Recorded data
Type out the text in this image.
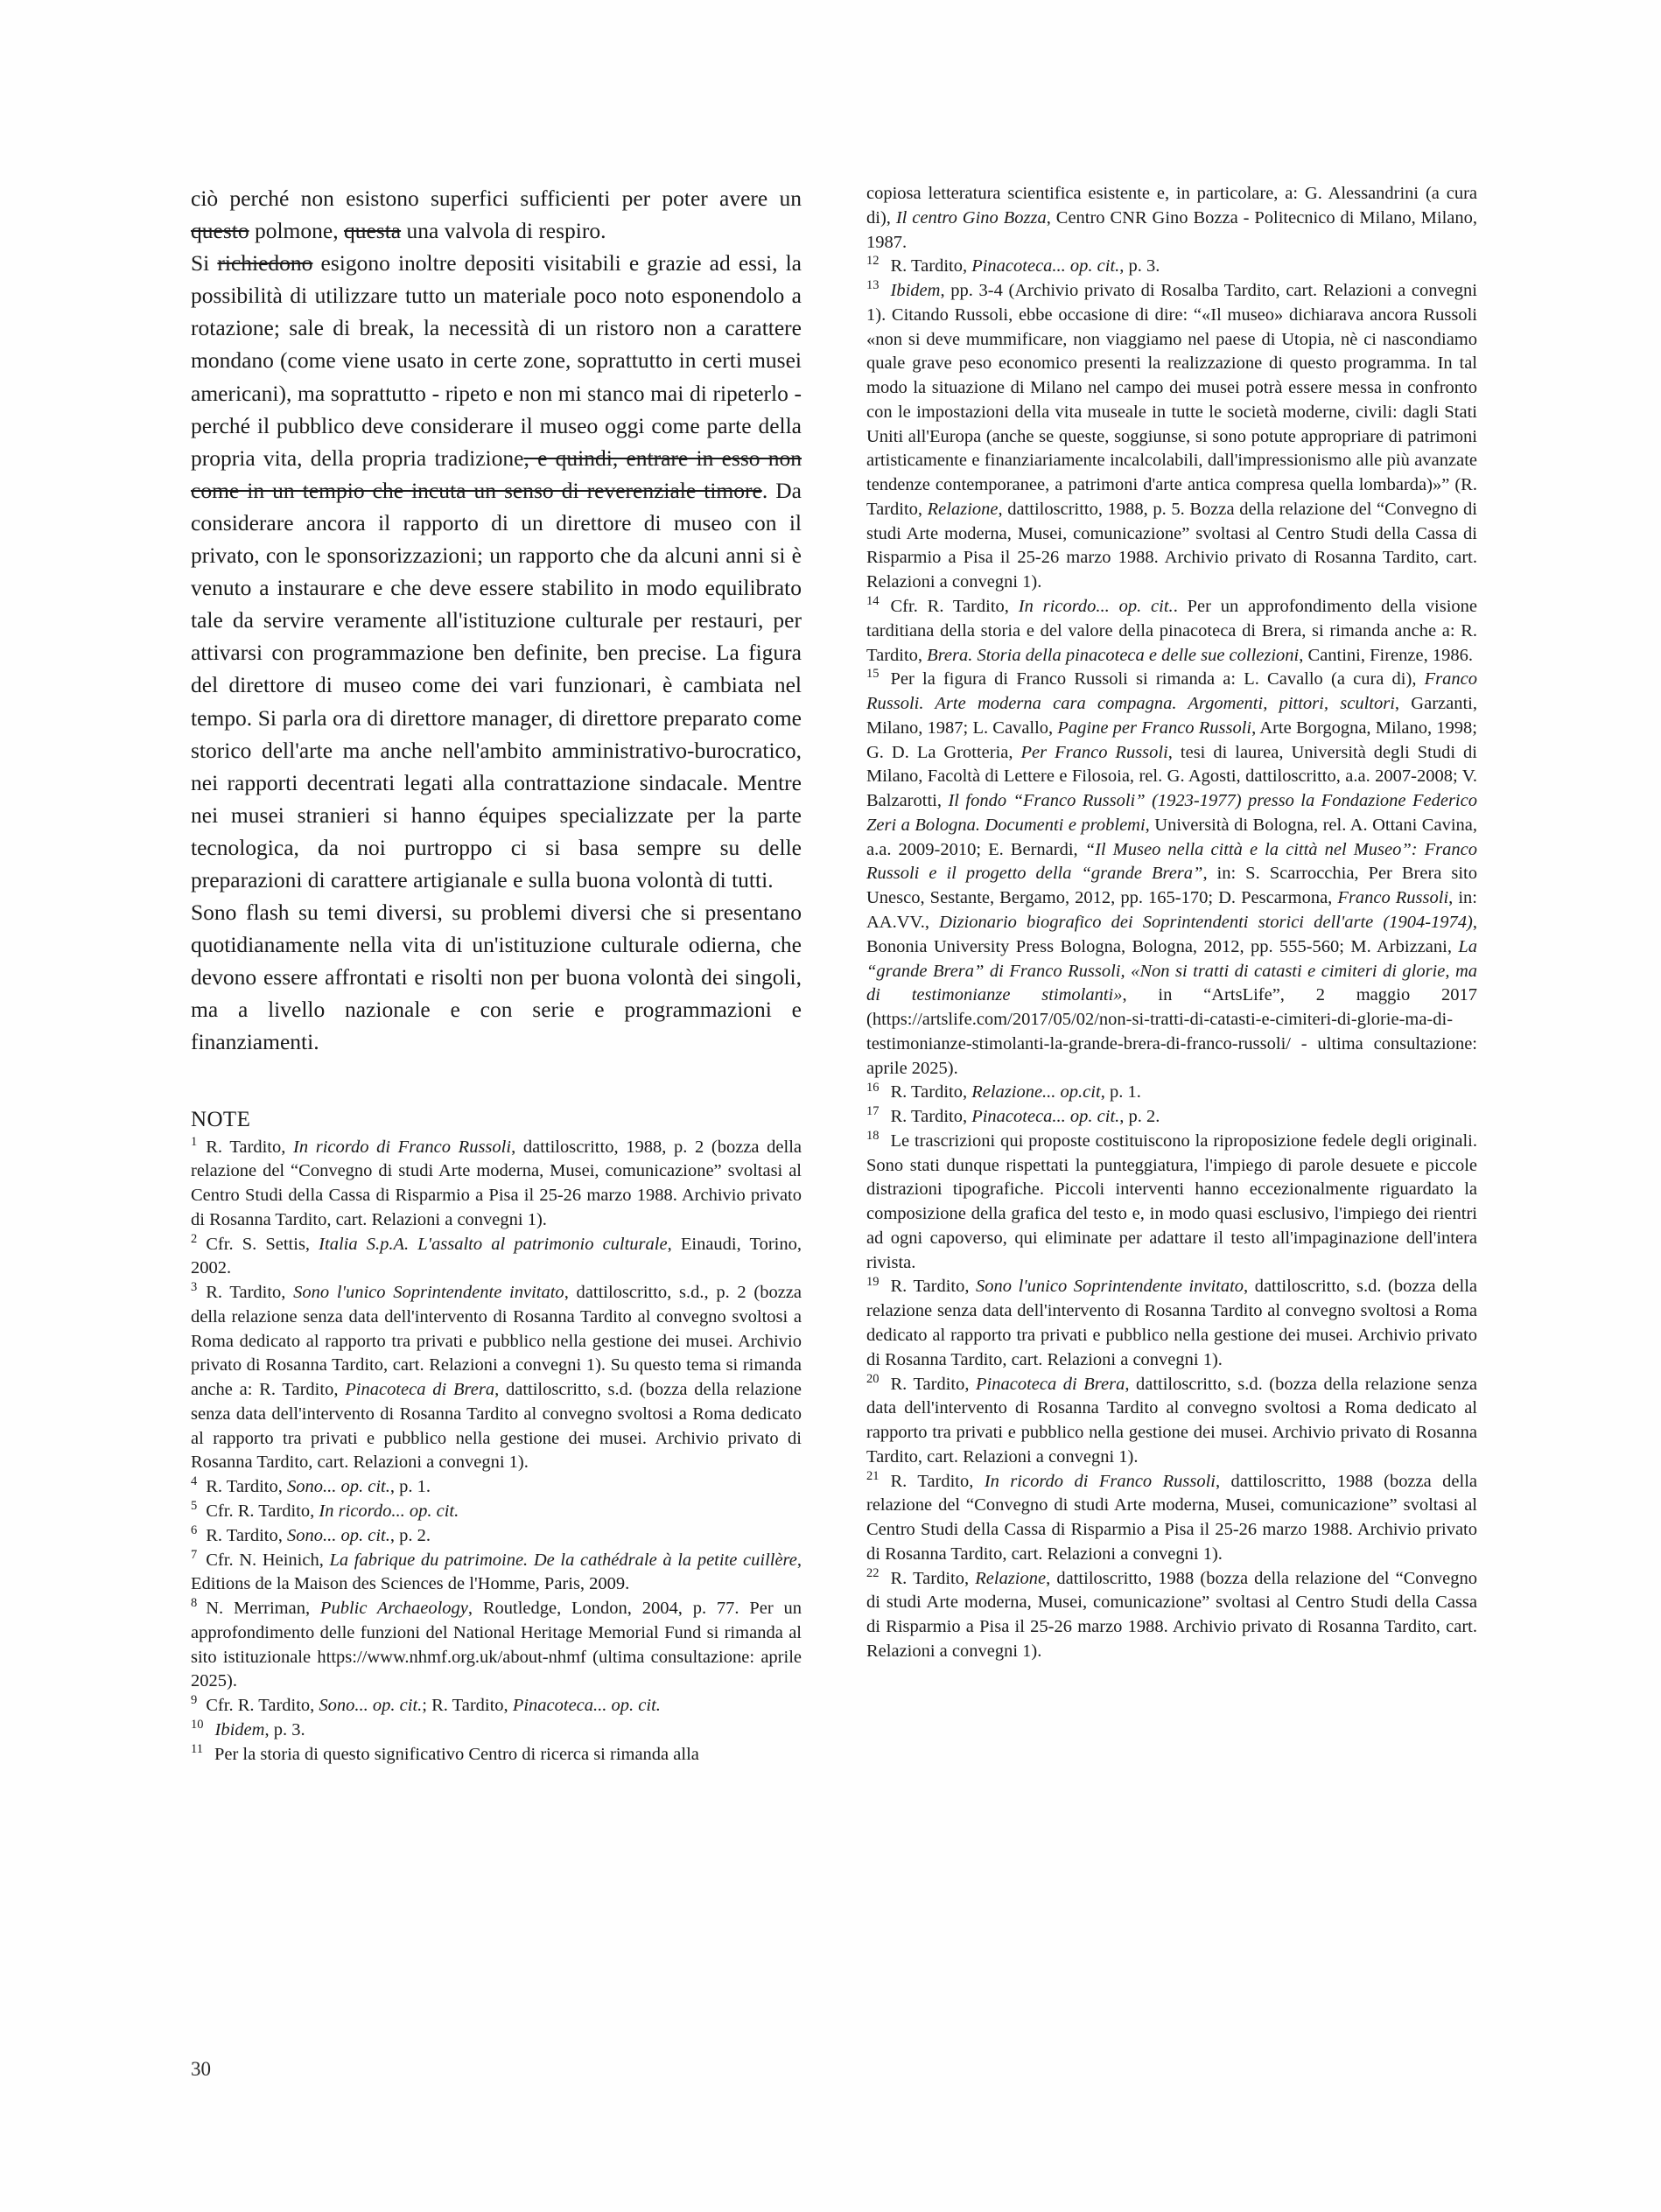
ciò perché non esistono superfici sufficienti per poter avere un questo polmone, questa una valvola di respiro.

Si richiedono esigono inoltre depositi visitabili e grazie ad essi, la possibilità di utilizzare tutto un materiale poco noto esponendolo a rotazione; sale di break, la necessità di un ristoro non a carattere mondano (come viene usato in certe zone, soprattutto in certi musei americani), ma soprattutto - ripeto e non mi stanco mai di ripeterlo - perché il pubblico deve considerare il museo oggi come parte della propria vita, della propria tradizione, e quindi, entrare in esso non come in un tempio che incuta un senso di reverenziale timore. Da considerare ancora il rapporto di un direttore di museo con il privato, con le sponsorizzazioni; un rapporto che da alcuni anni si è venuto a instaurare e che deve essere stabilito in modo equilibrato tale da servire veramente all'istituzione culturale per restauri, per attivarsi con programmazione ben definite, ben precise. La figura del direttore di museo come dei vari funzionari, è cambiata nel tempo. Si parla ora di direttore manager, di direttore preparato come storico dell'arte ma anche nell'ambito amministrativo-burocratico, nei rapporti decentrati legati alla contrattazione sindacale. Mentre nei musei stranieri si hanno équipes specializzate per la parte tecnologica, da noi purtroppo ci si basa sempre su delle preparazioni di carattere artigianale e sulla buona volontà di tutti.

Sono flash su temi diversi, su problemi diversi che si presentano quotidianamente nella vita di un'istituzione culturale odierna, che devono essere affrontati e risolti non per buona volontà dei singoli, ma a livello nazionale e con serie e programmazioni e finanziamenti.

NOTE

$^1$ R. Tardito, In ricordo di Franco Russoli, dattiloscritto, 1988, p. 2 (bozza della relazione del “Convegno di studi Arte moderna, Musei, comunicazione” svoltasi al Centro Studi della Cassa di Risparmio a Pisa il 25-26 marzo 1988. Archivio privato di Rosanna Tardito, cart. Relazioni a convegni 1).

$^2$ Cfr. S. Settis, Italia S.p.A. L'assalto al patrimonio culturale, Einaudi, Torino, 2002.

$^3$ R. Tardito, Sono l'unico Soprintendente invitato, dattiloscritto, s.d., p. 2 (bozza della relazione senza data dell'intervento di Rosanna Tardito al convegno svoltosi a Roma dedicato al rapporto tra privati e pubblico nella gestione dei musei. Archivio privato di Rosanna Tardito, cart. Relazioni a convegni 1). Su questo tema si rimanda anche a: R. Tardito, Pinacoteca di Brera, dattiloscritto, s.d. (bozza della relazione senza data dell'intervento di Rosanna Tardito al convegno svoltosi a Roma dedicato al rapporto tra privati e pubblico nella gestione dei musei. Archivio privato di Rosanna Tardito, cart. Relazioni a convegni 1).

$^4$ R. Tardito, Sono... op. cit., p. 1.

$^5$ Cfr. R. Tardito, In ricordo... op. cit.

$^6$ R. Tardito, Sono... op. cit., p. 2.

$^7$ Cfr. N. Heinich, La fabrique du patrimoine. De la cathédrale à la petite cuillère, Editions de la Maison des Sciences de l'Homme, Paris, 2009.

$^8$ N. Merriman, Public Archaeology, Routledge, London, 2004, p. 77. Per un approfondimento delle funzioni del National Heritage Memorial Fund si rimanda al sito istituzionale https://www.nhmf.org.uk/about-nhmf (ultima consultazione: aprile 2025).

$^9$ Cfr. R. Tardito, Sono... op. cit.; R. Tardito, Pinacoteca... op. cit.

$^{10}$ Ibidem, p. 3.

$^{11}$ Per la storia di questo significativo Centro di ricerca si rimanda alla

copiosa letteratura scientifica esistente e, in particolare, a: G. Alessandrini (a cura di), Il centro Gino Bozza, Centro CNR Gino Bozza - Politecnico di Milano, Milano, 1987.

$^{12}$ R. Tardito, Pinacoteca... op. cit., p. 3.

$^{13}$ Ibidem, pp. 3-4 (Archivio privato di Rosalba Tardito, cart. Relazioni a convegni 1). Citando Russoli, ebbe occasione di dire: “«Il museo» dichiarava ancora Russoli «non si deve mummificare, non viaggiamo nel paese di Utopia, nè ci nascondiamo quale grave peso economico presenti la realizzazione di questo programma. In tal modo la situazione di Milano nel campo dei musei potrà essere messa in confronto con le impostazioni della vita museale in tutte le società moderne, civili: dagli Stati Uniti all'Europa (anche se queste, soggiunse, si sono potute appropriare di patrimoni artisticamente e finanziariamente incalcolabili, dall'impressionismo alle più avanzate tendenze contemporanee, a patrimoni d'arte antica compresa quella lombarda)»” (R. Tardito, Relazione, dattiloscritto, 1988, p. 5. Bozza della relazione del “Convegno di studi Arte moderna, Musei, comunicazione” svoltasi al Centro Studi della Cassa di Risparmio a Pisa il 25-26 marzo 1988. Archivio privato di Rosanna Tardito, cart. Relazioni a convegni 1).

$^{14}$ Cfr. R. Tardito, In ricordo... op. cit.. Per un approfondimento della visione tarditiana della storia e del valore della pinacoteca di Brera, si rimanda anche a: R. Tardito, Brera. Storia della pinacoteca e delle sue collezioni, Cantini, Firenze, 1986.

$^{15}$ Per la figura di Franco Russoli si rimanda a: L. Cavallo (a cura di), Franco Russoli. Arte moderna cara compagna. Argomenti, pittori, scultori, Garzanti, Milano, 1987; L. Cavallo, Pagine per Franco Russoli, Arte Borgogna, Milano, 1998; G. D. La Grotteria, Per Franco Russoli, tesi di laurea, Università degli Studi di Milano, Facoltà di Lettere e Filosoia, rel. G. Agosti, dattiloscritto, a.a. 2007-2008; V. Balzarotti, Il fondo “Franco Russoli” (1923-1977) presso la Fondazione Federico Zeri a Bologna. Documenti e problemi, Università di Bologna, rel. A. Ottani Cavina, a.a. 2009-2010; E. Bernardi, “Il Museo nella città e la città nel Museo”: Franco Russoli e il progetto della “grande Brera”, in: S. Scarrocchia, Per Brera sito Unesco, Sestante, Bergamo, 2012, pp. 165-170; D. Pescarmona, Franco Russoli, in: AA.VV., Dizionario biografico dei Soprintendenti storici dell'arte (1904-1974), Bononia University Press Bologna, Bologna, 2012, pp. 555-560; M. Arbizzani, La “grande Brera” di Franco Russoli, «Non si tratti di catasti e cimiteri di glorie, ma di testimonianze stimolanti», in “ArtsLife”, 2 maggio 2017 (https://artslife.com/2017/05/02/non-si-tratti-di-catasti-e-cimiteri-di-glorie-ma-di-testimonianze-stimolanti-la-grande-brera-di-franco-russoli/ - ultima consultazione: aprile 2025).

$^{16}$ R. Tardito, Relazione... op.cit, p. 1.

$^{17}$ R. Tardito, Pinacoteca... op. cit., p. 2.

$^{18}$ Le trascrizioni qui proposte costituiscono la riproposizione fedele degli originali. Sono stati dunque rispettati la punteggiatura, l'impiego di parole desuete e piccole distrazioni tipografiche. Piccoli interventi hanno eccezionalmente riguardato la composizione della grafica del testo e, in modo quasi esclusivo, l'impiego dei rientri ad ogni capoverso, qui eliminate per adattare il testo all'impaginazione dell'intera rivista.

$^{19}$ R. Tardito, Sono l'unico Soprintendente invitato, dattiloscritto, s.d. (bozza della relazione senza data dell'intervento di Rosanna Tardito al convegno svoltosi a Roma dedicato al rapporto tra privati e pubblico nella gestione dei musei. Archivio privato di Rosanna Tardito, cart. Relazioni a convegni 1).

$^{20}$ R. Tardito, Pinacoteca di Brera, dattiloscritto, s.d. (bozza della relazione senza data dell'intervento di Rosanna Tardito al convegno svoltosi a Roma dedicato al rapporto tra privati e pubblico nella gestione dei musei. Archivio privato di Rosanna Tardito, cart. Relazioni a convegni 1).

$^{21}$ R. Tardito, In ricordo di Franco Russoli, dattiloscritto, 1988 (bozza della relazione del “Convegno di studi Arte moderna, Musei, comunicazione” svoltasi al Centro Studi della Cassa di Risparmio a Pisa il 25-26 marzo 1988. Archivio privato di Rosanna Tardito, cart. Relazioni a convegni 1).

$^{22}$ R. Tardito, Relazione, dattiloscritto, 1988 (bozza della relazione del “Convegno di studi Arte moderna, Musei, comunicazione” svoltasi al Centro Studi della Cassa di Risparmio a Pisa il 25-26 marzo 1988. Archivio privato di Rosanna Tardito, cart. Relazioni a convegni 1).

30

WHAT THE EXERCISE ASKS
Search the records for the word "Pisa", then list every line that has it.

TASK OUTPUT
$^1$ R. Tardito, In ricordo di Franco Russoli, dattiloscritto, 1988, p. 2 (bozza della relazione del “Convegno di studi Arte moderna, Musei, comunicazione” svoltasi al Centro Studi della Cassa di Risparmio a Pisa il 25-26 marzo 1988. Archivio privato di Rosanna Tardito, cart. Relazioni a convegni 1).
$^{13}$ Ibidem, pp. 3-4 (Archivio privato di Rosalba Tardito, cart. Relazioni a convegni 1). Citando Russoli, ebbe occasione di dire: “«Il museo» dichiarava ancora Russoli «non si deve mummificare, non viaggiamo nel paese di Utopia, nè ci nascondiamo quale grave peso economico presenti la realizzazione di questo programma. In tal modo la situazione di Milano nel campo dei musei potrà essere messa in confronto con le impostazioni della vita museale in tutte le società moderne, civili: dagli Stati Uniti all'Europa (anche se queste, soggiunse, si sono potute appropriare di patrimoni artisticamente e finanziariamente incalcolabili, dall'impressionismo alle più avanzate tendenze contemporanee, a patrimoni d'arte antica compresa quella lombarda)»” (R. Tardito, Relazione, dattiloscritto, 1988, p. 5. Bozza della relazione del “Convegno di studi Arte moderna, Musei, comunicazione” svoltasi al Centro Studi della Cassa di Risparmio a Pisa il 25-26 marzo 1988. Archivio privato di Rosanna Tardito, cart. Relazioni a convegni 1).
$^{21}$ R. Tardito, In ricordo di Franco Russoli, dattiloscritto, 1988 (bozza della relazione del “Convegno di studi Arte moderna, Musei, comunicazione” svoltasi al Centro Studi della Cassa di Risparmio a Pisa il 25-26 marzo 1988. Archivio privato di Rosanna Tardito, cart. Relazioni a convegni 1).
$^{22}$ R. Tardito, Relazione, dattiloscritto, 1988 (bozza della relazione del “Convegno di studi Arte moderna, Musei, comunicazione” svoltasi al Centro Studi della Cassa di Risparmio a Pisa il 25-26 marzo 1988. Archivio privato di Rosanna Tardito, cart. Relazioni a convegni 1).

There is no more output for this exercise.